#### Materials provided

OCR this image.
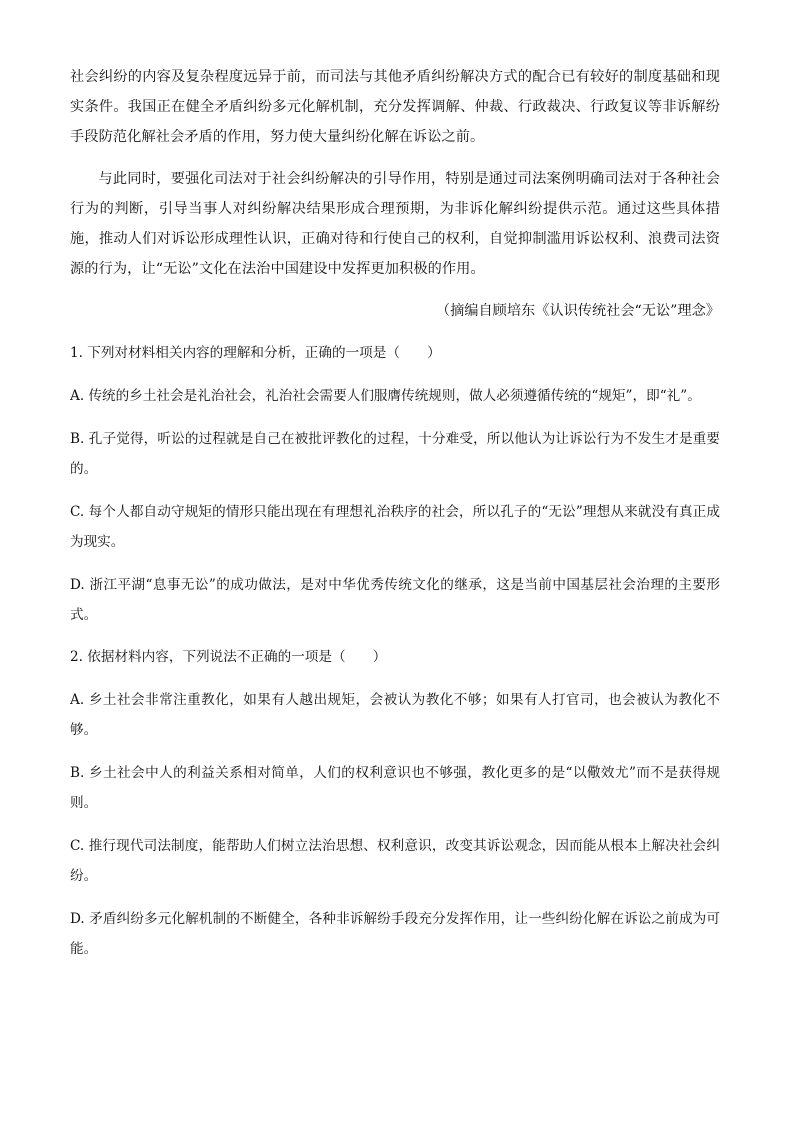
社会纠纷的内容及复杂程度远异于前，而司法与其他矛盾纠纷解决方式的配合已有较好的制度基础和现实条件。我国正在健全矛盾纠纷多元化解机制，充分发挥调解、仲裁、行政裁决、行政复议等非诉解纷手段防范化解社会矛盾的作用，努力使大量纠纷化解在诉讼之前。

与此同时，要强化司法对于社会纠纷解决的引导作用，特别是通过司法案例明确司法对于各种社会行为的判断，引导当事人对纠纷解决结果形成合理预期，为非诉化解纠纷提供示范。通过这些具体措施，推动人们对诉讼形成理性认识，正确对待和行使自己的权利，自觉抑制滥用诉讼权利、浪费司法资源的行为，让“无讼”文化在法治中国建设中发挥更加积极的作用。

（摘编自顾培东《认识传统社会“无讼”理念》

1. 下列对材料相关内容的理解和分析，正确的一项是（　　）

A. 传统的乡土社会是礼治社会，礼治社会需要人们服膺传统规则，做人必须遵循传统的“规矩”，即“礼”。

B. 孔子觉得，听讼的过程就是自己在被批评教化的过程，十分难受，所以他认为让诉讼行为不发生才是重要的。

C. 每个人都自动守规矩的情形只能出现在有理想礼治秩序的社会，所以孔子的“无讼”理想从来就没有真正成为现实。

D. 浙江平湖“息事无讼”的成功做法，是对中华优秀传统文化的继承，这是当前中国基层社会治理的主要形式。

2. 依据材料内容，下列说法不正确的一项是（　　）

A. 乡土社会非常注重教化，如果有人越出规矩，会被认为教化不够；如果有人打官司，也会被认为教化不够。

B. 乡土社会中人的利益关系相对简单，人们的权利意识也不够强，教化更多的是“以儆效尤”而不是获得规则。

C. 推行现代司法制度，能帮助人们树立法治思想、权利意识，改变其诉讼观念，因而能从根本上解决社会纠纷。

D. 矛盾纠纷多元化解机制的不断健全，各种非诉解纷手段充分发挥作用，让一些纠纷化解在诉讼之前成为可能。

########

*Task goal*
Every record above should be written out again without change, except that the pictures are left out.

*Solution for this problem*
OCR this image.
社会纠纷的内容及复杂程度远异于前，而司法与其他矛盾纠纷解决方式的配合已有较好的制度基础和现实条件。我国正在健全矛盾纠纷多元化解机制，充分发挥调解、仲裁、行政裁决、行政复议等非诉解纷手段防范化解社会矛盾的作用，努力使大量纠纷化解在诉讼之前。

与此同时，要强化司法对于社会纠纷解决的引导作用，特别是通过司法案例明确司法对于各种社会行为的判断，引导当事人对纠纷解决结果形成合理预期，为非诉化解纠纷提供示范。通过这些具体措施，推动人们对诉讼形成理性认识，正确对待和行使自己的权利，自觉抑制滥用诉讼权利、浪费司法资源的行为，让“无讼”文化在法治中国建设中发挥更加积极的作用。

（摘编自顾培东《认识传统社会“无讼”理念》

1. 下列对材料相关内容的理解和分析，正确的一项是（　　）

A. 传统的乡土社会是礼治社会，礼治社会需要人们服膺传统规则，做人必须遵循传统的“规矩”，即“礼”。

B. 孔子觉得，听讼的过程就是自己在被批评教化的过程，十分难受，所以他认为让诉讼行为不发生才是重要的。

C. 每个人都自动守规矩的情形只能出现在有理想礼治秩序的社会，所以孔子的“无讼”理想从来就没有真正成为现实。

D. 浙江平湖“息事无讼”的成功做法，是对中华优秀传统文化的继承，这是当前中国基层社会治理的主要形式。

2. 依据材料内容，下列说法不正确的一项是（　　）

A. 乡土社会非常注重教化，如果有人越出规矩，会被认为教化不够；如果有人打官司，也会被认为教化不够。

B. 乡土社会中人的利益关系相对简单，人们的权利意识也不够强，教化更多的是“以儆效尤”而不是获得规则。

C. 推行现代司法制度，能帮助人们树立法治思想、权利意识，改变其诉讼观念，因而能从根本上解决社会纠纷。

D. 矛盾纠纷多元化解机制的不断健全，各种非诉解纷手段充分发挥作用，让一些纠纷化解在诉讼之前成为可能。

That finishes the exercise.